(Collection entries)
_____

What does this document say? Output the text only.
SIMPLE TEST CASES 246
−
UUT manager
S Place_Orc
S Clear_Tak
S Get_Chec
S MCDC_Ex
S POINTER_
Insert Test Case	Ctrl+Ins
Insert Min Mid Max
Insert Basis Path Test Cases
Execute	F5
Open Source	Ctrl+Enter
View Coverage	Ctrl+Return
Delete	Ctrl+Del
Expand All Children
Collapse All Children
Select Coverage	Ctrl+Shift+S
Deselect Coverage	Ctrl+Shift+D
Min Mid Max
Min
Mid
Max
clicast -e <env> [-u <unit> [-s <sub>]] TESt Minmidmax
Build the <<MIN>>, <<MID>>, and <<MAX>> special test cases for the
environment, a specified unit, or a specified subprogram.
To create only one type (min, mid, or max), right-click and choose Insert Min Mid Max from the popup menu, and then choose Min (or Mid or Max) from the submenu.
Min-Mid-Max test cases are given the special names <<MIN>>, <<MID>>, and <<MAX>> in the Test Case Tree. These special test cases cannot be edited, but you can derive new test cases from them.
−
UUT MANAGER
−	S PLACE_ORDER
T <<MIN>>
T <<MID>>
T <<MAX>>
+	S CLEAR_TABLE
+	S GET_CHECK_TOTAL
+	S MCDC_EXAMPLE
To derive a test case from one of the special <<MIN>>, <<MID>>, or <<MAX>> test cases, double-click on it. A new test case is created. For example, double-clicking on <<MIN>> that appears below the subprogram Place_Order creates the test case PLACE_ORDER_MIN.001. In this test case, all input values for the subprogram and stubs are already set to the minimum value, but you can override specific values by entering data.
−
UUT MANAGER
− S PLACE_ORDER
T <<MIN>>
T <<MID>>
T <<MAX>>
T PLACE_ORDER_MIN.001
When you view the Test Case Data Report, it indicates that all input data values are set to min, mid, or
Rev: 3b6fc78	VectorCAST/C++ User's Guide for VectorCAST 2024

_____

• **Exercise brief**
Identify which lines contain the word "data" and copy each one.

• **Task output**
To derive a test case from one of the special <<MIN>>, <<MID>>, or <<MAX>> test cases, double-click on it. A new test case is created. For example, double-clicking on <<MIN>> that appears below the subprogram Place_Order creates the test case PLACE_ORDER_MIN.001. In this test case, all input values for the subprogram and stubs are already set to the minimum value, but you can override specific values by entering data.
When you view the Test Case Data Report, it indicates that all input data values are set to min, mid, or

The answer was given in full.